OBJECTIVE: Each record below is to be reproduced without any change.

MATERIAL:
────────────────
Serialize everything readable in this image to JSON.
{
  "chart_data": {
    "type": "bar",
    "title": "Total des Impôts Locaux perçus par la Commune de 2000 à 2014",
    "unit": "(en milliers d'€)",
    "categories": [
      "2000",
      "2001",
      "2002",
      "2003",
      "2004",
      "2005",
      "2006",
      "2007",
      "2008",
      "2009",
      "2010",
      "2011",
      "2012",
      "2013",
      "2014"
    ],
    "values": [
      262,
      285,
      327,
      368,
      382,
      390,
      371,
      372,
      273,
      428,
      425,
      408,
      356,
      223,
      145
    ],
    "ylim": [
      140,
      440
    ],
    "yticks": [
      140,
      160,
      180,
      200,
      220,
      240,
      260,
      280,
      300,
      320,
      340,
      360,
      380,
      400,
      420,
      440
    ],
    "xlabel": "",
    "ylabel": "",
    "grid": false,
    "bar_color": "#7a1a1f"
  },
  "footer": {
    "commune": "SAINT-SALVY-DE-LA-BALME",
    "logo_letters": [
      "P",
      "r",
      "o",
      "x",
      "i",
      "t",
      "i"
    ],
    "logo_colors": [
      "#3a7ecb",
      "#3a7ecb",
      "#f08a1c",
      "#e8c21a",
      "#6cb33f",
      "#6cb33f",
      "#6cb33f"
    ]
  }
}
────────────────
EXERCISE ANSWER:
Serialize everything readable in this image to JSON.
{
  "chart_data": {
    "type": "bar",
    "title": "Total des Impôts Locaux perçus par la Commune de 2000 à 2014",
    "unit": "(en milliers d'€)",
    "categories": [
      "2000",
      "2001",
      "2002",
      "2003",
      "2004",
      "2005",
      "2006",
      "2007",
      "2008",
      "2009",
      "2010",
      "2011",
      "2012",
      "2013",
      "2014"
    ],
    "values": [
      262,
      285,
      327,
      368,
      382,
      390,
      371,
      372,
      273,
      428,
      425,
      408,
      356,
      223,
      145
    ],
    "ylim": [
      140,
      440
    ],
    "yticks": [
      140,
      160,
      180,
      200,
      220,
      240,
      260,
      280,
      300,
      320,
      340,
      360,
      380,
      400,
      420,
      440
    ],
    "xlabel": "",
    "ylabel": "",
    "grid": false,
    "bar_color": "#7a1a1f"
  },
  "footer": {
    "commune": "SAINT-SALVY-DE-LA-BALME",
    "logo_letters": [
      "P",
      "r",
      "o",
      "x",
      "i",
      "t",
      "i"
    ],
    "logo_colors": [
      "#3a7ecb",
      "#3a7ecb",
      "#f08a1c",
      "#e8c21a",
      "#6cb33f",
      "#6cb33f",
      "#6cb33f"
    ]
  }
}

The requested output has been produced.